» **PROBLEM DETAILS**
Below are some records. Say how many of their lines include the string "legend", giving only the number.

#### MATERIAL

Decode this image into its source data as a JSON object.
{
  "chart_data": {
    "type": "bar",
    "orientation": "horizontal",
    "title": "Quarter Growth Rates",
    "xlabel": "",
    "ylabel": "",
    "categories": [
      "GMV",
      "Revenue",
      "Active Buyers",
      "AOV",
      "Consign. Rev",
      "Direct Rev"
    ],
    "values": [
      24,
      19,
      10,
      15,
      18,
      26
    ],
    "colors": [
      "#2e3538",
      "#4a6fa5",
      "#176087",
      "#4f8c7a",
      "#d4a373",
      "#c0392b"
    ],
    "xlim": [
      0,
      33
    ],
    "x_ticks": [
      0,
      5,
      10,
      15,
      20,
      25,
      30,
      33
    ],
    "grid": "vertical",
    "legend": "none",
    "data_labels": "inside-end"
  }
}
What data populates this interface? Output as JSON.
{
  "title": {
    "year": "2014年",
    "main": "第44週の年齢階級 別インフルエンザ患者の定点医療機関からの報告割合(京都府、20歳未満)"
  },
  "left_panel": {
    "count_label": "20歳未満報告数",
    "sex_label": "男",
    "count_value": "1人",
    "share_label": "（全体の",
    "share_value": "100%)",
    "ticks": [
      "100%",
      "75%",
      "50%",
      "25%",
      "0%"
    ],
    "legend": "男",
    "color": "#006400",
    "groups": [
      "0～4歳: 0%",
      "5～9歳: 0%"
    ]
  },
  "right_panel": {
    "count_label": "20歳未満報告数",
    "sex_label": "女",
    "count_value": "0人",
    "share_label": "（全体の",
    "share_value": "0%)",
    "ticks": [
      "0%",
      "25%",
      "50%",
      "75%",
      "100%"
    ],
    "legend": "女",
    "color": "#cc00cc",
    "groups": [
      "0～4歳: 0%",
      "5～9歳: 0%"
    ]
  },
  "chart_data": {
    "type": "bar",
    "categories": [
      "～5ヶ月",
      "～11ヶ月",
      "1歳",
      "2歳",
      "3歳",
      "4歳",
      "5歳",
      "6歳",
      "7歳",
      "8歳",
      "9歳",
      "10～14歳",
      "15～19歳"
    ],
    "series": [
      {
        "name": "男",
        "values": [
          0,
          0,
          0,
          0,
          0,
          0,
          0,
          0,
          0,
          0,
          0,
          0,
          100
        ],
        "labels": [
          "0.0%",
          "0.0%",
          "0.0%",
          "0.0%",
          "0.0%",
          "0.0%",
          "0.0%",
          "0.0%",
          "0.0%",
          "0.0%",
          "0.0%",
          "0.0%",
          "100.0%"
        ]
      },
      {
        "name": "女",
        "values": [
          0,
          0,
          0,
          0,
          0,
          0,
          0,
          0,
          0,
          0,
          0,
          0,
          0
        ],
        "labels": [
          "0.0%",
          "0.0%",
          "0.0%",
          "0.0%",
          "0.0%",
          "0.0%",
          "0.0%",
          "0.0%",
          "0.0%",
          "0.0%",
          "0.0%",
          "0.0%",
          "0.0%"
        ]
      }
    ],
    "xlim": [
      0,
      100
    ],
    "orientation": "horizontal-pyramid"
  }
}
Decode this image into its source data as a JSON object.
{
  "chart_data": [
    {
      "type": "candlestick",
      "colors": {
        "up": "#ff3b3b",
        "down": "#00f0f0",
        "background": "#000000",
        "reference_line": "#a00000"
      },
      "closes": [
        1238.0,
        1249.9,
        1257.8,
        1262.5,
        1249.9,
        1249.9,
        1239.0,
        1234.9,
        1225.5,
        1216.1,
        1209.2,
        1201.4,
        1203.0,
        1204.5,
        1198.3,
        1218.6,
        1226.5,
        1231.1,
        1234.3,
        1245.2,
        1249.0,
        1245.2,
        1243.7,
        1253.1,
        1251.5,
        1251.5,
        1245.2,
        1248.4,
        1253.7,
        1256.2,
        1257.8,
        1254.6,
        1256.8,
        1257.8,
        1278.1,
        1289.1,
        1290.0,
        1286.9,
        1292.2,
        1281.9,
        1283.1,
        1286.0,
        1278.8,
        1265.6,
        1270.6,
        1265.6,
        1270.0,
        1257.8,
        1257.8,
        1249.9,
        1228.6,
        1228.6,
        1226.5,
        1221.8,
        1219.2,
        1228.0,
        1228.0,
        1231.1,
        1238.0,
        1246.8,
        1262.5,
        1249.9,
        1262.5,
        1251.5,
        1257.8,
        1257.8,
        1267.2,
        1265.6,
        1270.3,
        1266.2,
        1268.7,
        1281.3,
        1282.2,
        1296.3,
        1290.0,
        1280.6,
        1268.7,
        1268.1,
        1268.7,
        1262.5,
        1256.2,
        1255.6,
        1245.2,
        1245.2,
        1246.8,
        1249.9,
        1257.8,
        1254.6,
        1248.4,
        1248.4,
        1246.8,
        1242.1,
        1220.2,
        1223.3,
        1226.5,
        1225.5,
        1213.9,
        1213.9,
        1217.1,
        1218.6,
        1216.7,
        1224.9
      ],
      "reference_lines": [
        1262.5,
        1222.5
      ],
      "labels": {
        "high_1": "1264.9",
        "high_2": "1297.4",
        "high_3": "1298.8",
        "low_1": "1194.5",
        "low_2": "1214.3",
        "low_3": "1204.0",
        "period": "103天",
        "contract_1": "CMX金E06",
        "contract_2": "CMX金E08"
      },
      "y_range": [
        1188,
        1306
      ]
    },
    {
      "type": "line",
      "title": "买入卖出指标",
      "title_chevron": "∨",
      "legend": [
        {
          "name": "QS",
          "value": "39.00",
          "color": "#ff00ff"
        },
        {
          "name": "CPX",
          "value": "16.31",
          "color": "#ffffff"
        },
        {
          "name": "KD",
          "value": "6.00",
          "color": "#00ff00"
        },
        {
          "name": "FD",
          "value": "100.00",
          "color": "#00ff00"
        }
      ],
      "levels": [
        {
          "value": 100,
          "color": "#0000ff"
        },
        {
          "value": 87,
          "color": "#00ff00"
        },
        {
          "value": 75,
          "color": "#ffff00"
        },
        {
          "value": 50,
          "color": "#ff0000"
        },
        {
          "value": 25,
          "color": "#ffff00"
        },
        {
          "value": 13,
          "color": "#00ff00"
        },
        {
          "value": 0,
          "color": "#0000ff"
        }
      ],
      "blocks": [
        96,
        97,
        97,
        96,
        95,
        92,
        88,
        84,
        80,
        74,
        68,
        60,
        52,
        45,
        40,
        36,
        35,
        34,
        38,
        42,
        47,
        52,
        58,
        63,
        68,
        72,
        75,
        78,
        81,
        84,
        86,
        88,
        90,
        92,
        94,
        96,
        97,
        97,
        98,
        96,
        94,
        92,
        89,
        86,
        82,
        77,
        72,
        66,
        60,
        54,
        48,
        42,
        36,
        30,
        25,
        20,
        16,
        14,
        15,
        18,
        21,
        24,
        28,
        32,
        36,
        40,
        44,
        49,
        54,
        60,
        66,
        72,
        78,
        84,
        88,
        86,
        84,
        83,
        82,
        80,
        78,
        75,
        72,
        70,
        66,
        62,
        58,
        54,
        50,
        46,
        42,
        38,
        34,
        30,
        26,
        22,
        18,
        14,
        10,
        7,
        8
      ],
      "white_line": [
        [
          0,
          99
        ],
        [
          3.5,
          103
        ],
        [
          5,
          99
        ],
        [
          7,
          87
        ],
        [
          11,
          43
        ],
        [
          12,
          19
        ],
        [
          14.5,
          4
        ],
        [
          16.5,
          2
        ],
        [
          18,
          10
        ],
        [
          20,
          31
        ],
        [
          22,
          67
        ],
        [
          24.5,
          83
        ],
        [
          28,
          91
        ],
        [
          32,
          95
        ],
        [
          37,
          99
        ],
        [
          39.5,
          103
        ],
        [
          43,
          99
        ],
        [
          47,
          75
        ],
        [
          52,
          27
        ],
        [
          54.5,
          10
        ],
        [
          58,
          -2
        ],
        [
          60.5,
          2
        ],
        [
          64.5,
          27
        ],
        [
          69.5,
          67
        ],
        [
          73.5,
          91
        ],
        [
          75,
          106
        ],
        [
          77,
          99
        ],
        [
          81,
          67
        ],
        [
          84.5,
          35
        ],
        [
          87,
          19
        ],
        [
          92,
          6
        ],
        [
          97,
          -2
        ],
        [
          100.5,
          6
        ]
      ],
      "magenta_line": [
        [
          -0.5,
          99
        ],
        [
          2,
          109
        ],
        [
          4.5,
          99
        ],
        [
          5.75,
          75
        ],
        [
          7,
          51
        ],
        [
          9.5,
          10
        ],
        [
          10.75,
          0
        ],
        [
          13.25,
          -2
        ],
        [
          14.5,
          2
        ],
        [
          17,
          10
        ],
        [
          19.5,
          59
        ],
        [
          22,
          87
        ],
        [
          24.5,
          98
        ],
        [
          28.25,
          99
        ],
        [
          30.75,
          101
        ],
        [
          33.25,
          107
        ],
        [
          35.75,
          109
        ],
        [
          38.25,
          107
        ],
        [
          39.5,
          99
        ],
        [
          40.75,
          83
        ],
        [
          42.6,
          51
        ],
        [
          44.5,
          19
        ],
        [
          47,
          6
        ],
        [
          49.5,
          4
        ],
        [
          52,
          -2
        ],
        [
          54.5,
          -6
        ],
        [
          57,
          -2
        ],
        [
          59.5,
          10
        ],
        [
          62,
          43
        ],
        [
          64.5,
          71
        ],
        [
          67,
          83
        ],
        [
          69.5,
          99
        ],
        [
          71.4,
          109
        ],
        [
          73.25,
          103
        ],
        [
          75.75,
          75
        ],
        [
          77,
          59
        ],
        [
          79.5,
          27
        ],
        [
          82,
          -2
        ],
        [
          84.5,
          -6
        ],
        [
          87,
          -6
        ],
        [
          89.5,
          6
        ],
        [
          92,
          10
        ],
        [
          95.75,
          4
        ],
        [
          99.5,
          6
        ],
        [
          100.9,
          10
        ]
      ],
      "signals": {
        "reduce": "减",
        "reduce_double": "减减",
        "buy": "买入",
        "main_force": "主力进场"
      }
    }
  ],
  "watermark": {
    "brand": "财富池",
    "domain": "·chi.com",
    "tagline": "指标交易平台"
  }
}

########

» **SOLUTION FOR THIS EXERCISE**
4